# START OF MATERIALS PROVIDED

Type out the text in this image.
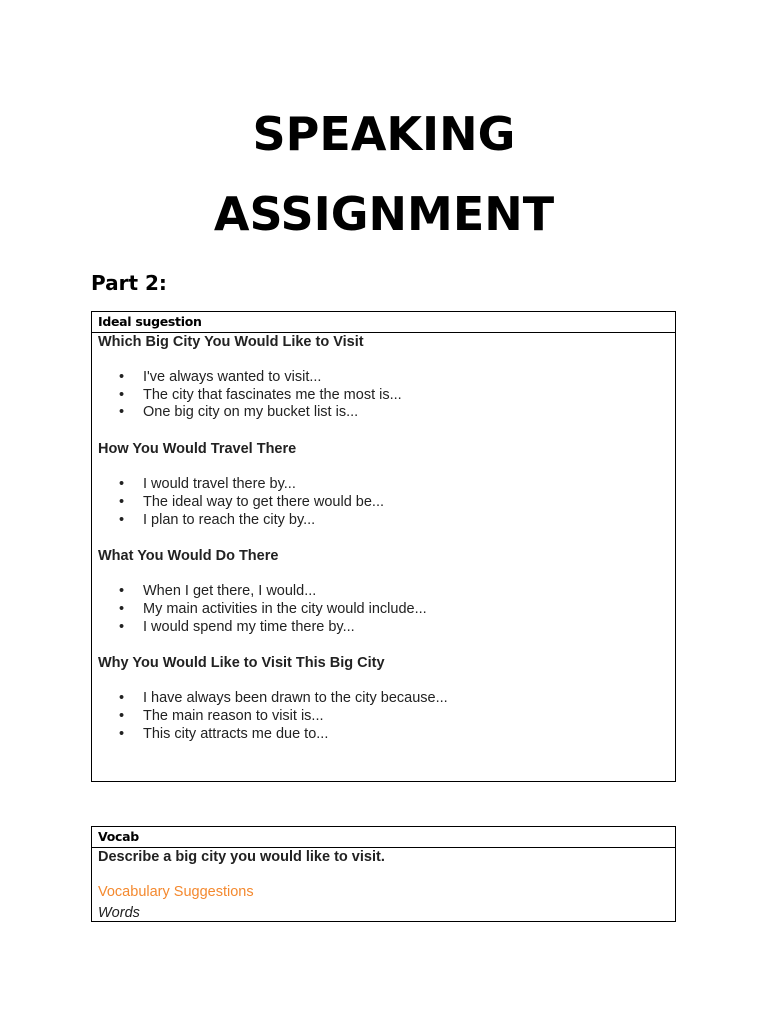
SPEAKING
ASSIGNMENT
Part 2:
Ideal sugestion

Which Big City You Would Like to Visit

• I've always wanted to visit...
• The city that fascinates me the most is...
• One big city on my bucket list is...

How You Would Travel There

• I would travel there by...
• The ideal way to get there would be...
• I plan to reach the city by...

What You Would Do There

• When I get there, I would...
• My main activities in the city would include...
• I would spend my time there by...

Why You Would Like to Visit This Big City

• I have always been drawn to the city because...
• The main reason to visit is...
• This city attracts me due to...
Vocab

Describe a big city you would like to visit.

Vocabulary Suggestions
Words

# END OF MATERIALS PROVIDED
# START OF MATERIALS PROVIDED

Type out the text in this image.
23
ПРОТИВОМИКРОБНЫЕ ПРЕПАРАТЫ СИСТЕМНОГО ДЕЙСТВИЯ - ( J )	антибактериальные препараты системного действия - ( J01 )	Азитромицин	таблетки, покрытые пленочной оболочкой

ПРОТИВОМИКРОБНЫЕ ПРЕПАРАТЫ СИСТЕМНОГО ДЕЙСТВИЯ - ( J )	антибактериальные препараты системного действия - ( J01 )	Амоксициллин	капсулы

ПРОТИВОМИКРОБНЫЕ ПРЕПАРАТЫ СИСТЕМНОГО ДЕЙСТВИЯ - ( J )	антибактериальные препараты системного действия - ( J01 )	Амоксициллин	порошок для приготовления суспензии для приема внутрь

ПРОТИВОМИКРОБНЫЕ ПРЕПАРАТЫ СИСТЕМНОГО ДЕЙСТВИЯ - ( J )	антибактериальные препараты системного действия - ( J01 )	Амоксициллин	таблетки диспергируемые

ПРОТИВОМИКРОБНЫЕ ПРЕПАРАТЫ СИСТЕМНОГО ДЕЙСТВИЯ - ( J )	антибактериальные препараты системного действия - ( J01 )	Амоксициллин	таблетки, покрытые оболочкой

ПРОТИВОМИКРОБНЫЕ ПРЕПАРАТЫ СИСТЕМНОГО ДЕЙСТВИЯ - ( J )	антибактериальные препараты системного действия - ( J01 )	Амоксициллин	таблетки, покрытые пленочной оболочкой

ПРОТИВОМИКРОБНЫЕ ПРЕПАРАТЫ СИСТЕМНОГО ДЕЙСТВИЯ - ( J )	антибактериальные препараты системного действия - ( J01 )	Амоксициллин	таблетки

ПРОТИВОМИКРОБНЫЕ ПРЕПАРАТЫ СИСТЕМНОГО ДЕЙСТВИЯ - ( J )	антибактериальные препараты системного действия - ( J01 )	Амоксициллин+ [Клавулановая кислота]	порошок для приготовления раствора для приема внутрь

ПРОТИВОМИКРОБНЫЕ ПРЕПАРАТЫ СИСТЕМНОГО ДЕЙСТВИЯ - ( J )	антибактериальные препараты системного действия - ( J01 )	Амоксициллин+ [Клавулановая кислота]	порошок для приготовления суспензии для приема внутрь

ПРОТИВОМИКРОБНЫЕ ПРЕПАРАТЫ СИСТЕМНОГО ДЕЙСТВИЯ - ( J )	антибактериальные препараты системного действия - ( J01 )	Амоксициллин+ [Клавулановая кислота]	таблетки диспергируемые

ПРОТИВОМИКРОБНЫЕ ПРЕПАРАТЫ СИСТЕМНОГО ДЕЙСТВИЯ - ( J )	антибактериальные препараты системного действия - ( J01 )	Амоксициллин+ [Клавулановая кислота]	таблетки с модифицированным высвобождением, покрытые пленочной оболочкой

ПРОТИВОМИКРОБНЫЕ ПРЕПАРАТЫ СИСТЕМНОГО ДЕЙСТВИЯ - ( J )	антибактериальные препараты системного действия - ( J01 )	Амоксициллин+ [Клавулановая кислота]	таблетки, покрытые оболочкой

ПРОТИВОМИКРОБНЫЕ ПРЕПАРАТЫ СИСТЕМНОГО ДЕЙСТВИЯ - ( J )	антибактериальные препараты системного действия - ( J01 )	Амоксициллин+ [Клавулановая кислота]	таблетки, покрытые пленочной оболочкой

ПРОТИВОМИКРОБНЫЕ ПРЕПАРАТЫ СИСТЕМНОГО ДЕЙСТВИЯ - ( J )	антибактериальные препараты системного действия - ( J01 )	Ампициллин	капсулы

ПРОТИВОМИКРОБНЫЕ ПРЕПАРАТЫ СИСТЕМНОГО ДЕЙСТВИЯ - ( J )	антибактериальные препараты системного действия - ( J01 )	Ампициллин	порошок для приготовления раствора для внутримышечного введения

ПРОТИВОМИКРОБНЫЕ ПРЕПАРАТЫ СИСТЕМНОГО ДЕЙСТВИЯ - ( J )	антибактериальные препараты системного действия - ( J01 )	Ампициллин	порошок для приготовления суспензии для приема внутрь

# END OF MATERIALS PROVIDED
# START OF MATERIALS PROVIDED

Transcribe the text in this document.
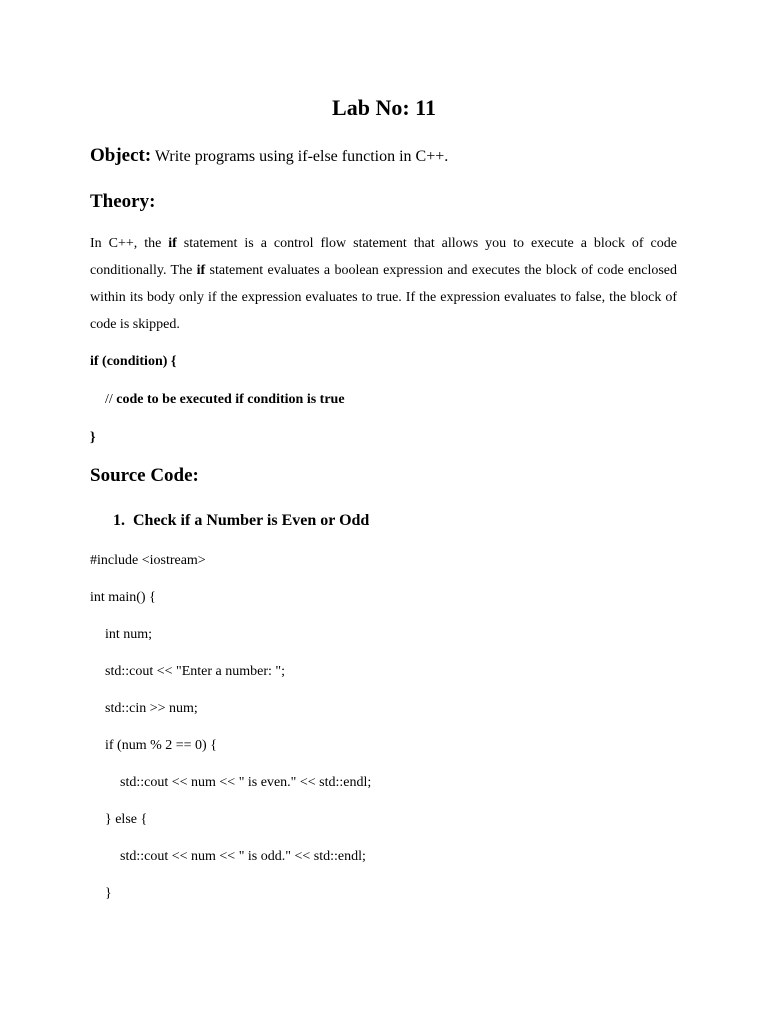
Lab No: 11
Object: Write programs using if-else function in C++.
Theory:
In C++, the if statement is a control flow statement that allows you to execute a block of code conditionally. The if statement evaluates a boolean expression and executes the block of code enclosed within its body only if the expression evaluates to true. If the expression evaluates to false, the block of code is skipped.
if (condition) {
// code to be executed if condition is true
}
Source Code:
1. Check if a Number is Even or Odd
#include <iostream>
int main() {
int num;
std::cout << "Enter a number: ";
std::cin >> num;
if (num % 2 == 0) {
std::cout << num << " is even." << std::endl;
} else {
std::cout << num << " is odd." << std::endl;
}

# END OF MATERIALS PROVIDED

| DESCRIPTION OF THE TASK |
In the records above, find the lines containing "порошок" and copy them.

| IN RESPONSE |
ПРОТИВОМИКРОБНЫЕ ПРЕПАРАТЫ СИСТЕМНОГО ДЕЙСТВИЯ - ( J )	антибактериальные препараты системного действия - ( J01 )	Амоксициллин	порошок для приготовления суспензии для приема внутрь
ПРОТИВОМИКРОБНЫЕ ПРЕПАРАТЫ СИСТЕМНОГО ДЕЙСТВИЯ - ( J )	антибактериальные препараты системного действия - ( J01 )	Амоксициллин+ [Клавулановая кислота]	порошок для приготовления раствора для приема внутрь
ПРОТИВОМИКРОБНЫЕ ПРЕПАРАТЫ СИСТЕМНОГО ДЕЙСТВИЯ - ( J )	антибактериальные препараты системного действия - ( J01 )	Амоксициллин+ [Клавулановая кислота]	порошок для приготовления суспензии для приема внутрь
ПРОТИВОМИКРОБНЫЕ ПРЕПАРАТЫ СИСТЕМНОГО ДЕЙСТВИЯ - ( J )	антибактериальные препараты системного действия - ( J01 )	Ампициллин	порошок для приготовления раствора для внутримышечного введения
ПРОТИВОМИКРОБНЫЕ ПРЕПАРАТЫ СИСТЕМНОГО ДЕЙСТВИЯ - ( J )	антибактериальные препараты системного действия - ( J01 )	Ампициллин	порошок для приготовления суспензии для приема внутрь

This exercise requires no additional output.